» **Data rows**:

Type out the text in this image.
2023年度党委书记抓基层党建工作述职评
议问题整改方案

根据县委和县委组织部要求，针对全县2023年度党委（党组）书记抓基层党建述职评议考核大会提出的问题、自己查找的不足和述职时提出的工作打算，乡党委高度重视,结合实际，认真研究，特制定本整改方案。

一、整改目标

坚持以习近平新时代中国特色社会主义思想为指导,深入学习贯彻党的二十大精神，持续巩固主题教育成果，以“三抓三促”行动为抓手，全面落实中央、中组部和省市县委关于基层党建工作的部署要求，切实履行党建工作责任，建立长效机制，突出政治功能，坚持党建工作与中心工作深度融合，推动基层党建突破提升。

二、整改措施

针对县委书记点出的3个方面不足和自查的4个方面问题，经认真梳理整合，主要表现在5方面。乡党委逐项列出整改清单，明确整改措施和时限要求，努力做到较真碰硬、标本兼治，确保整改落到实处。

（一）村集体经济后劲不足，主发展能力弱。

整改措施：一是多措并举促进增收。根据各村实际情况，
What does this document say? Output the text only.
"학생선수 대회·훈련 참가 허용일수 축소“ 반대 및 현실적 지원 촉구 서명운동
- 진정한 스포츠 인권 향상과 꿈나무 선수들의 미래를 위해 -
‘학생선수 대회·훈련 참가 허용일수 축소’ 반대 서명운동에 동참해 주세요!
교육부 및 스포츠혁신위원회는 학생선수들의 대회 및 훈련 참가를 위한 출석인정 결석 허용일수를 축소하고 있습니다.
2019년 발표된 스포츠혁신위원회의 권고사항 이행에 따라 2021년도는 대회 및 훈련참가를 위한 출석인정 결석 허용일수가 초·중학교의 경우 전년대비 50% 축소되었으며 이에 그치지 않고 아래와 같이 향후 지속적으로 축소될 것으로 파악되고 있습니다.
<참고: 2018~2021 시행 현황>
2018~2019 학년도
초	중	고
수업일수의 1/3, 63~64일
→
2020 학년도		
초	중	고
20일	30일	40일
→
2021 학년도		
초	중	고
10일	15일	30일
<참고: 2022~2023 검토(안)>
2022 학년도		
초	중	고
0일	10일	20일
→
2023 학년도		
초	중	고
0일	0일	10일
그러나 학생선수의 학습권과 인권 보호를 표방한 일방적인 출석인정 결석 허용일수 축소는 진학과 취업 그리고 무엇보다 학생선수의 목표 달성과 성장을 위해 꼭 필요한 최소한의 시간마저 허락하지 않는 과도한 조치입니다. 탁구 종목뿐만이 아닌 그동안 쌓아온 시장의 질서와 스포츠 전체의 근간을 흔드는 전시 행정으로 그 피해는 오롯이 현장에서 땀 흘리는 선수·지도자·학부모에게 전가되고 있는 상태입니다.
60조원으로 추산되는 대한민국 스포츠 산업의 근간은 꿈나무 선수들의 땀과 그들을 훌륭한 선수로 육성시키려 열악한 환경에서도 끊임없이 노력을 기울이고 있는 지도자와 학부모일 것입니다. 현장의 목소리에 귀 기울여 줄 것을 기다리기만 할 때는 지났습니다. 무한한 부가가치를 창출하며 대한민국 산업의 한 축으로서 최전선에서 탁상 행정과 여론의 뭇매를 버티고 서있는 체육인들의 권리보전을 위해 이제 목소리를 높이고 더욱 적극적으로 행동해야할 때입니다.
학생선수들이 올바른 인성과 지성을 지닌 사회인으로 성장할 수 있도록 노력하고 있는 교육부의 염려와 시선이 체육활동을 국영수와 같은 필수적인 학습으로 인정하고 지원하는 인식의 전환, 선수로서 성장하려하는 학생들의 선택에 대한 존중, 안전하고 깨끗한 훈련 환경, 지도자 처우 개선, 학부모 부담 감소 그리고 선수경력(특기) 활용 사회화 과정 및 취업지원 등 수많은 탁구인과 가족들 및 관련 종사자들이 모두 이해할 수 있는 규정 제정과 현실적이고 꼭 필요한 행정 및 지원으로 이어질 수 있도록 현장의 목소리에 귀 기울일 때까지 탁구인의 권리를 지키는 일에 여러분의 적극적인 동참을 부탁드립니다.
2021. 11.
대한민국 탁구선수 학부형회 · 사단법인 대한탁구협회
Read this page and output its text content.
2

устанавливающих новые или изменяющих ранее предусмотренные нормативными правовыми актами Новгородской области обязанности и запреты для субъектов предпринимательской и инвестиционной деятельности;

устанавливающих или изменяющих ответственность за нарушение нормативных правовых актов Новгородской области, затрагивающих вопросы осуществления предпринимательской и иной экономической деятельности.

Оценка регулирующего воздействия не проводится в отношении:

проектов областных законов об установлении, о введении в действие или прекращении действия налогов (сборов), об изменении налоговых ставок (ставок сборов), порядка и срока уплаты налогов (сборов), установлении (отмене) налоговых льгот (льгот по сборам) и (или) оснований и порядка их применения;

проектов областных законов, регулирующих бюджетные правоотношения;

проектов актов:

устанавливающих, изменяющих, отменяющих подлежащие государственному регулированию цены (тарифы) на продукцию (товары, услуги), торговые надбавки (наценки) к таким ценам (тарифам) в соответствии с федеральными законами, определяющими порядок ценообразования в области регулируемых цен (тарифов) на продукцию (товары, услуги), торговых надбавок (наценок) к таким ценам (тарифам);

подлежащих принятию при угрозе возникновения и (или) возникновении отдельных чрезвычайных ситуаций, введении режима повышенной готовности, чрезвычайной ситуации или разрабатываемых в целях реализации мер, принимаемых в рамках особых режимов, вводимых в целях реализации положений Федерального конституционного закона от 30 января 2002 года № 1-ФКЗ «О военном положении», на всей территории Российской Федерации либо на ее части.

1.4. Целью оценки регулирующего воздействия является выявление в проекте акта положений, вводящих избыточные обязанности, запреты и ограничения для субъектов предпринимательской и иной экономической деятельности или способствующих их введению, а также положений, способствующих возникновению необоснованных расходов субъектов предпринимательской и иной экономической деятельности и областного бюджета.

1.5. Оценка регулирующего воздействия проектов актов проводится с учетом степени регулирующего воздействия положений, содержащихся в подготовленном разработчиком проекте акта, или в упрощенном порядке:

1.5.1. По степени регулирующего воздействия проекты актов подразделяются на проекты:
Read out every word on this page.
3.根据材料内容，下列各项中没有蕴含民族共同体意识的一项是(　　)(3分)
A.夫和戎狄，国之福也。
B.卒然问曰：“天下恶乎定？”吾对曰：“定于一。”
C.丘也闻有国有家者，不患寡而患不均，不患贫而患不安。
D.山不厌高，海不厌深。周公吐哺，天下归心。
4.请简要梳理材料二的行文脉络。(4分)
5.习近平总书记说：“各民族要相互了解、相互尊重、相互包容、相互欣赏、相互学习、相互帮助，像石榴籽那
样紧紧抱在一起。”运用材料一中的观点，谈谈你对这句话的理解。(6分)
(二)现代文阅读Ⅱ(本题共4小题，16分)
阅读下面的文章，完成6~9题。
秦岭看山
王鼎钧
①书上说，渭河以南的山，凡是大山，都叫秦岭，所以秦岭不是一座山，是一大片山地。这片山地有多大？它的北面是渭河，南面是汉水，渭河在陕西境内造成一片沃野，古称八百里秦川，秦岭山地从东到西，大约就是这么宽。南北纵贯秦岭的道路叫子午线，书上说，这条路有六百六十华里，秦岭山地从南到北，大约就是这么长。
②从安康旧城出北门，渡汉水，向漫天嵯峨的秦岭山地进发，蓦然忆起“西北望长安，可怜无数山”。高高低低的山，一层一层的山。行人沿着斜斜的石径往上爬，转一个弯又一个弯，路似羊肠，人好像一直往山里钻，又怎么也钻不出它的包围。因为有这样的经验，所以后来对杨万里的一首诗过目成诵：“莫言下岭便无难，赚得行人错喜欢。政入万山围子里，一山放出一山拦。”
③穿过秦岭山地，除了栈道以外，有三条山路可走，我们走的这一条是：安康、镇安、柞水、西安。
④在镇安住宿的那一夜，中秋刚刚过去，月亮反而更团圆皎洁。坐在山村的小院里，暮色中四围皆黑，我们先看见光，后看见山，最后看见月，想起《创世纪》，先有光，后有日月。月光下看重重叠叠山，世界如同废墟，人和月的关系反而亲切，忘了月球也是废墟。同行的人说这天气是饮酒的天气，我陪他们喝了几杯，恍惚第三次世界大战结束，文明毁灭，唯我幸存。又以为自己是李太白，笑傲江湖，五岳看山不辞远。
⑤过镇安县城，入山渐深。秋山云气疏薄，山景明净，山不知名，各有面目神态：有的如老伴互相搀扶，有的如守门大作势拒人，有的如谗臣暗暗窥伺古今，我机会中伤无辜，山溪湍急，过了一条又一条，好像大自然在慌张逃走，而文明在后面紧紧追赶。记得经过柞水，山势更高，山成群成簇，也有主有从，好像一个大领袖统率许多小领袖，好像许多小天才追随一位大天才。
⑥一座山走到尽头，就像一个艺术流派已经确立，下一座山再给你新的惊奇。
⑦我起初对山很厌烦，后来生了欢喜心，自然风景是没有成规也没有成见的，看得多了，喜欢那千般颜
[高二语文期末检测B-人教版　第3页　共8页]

» **Exercise aim**: Your task is to transcribe the line containing "Read out every word on this page." and every line after it, through the last line of the data, exactly as written and with nothing more.

» **Answer in full**:
Read out every word on this page.
3.根据材料内容，下列各项中没有蕴含民族共同体意识的一项是(　　)(3分)
A.夫和戎狄，国之福也。
B.卒然问曰：“天下恶乎定？”吾对曰：“定于一。”
C.丘也闻有国有家者，不患寡而患不均，不患贫而患不安。
D.山不厌高，海不厌深。周公吐哺，天下归心。
4.请简要梳理材料二的行文脉络。(4分)
5.习近平总书记说：“各民族要相互了解、相互尊重、相互包容、相互欣赏、相互学习、相互帮助，像石榴籽那
样紧紧抱在一起。”运用材料一中的观点，谈谈你对这句话的理解。(6分)
(二)现代文阅读Ⅱ(本题共4小题，16分)
阅读下面的文章，完成6~9题。
秦岭看山
王鼎钧
①书上说，渭河以南的山，凡是大山，都叫秦岭，所以秦岭不是一座山，是一大片山地。这片山地有多大？它的北面是渭河，南面是汉水，渭河在陕西境内造成一片沃野，古称八百里秦川，秦岭山地从东到西，大约就是这么宽。南北纵贯秦岭的道路叫子午线，书上说，这条路有六百六十华里，秦岭山地从南到北，大约就是这么长。
②从安康旧城出北门，渡汉水，向漫天嵯峨的秦岭山地进发，蓦然忆起“西北望长安，可怜无数山”。高高低低的山，一层一层的山。行人沿着斜斜的石径往上爬，转一个弯又一个弯，路似羊肠，人好像一直往山里钻，又怎么也钻不出它的包围。因为有这样的经验，所以后来对杨万里的一首诗过目成诵：“莫言下岭便无难，赚得行人错喜欢。政入万山围子里，一山放出一山拦。”
③穿过秦岭山地，除了栈道以外，有三条山路可走，我们走的这一条是：安康、镇安、柞水、西安。
④在镇安住宿的那一夜，中秋刚刚过去，月亮反而更团圆皎洁。坐在山村的小院里，暮色中四围皆黑，我们先看见光，后看见山，最后看见月，想起《创世纪》，先有光，后有日月。月光下看重重叠叠山，世界如同废墟，人和月的关系反而亲切，忘了月球也是废墟。同行的人说这天气是饮酒的天气，我陪他们喝了几杯，恍惚第三次世界大战结束，文明毁灭，唯我幸存。又以为自己是李太白，笑傲江湖，五岳看山不辞远。
⑤过镇安县城，入山渐深。秋山云气疏薄，山景明净，山不知名，各有面目神态：有的如老伴互相搀扶，有的如守门大作势拒人，有的如谗臣暗暗窥伺古今，我机会中伤无辜，山溪湍急，过了一条又一条，好像大自然在慌张逃走，而文明在后面紧紧追赶。记得经过柞水，山势更高，山成群成簇，也有主有从，好像一个大领袖统率许多小领袖，好像许多小天才追随一位大天才。
⑥一座山走到尽头，就像一个艺术流派已经确立，下一座山再给你新的惊奇。
⑦我起初对山很厌烦，后来生了欢喜心，自然风景是没有成规也没有成见的，看得多了，喜欢那千般颜
[高二语文期末检测B-人教版　第3页　共8页]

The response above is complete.